- _Directive_: Return a copy of every line in the records that includes the word "Casa".

[Items from a dataset]
____

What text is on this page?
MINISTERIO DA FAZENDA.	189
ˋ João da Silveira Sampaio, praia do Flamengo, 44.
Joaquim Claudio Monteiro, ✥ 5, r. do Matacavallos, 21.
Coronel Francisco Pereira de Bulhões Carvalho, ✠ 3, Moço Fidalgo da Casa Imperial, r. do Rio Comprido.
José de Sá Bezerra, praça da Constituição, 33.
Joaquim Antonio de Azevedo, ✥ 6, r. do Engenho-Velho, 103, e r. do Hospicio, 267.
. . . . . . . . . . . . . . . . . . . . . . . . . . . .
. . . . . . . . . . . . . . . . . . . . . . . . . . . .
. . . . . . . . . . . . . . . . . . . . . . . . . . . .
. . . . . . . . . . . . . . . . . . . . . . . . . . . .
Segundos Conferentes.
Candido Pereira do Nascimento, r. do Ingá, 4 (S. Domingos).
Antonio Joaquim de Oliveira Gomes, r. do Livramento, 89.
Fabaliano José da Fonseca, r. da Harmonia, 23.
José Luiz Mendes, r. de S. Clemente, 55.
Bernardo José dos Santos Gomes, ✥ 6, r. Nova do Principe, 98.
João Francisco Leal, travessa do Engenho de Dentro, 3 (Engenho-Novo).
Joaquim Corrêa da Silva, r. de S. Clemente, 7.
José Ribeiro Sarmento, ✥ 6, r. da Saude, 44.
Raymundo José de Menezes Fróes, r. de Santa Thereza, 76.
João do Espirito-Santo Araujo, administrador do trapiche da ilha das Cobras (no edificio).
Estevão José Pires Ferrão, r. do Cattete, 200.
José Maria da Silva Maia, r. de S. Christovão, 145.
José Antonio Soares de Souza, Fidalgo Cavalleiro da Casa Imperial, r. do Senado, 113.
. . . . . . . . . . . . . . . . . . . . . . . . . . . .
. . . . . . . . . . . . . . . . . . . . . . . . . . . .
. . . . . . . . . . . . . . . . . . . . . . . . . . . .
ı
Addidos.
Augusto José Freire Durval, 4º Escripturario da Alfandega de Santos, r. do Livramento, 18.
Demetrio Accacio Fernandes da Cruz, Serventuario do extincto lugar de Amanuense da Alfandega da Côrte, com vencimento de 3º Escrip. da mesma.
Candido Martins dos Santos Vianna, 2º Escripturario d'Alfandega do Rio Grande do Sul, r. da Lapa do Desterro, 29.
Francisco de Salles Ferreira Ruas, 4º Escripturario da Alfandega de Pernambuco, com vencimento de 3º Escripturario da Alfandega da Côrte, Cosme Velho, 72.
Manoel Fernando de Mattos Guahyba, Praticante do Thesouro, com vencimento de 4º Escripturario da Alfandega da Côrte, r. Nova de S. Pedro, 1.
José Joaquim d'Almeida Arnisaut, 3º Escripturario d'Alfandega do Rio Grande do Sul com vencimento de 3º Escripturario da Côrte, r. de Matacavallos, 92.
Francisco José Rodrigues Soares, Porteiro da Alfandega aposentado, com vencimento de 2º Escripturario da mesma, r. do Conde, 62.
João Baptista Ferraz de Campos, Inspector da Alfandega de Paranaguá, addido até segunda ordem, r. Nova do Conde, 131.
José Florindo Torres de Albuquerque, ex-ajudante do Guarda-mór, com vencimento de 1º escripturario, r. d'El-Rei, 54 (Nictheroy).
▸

____

- _Answer for this exercise_:
Coronel Francisco Pereira de Bulhões Carvalho, ✠ 3, Moço Fidalgo da Casa Imperial, r. do Rio Comprido.
José Antonio Soares de Souza, Fidalgo Cavalleiro da Casa Imperial, r. do Senado, 113.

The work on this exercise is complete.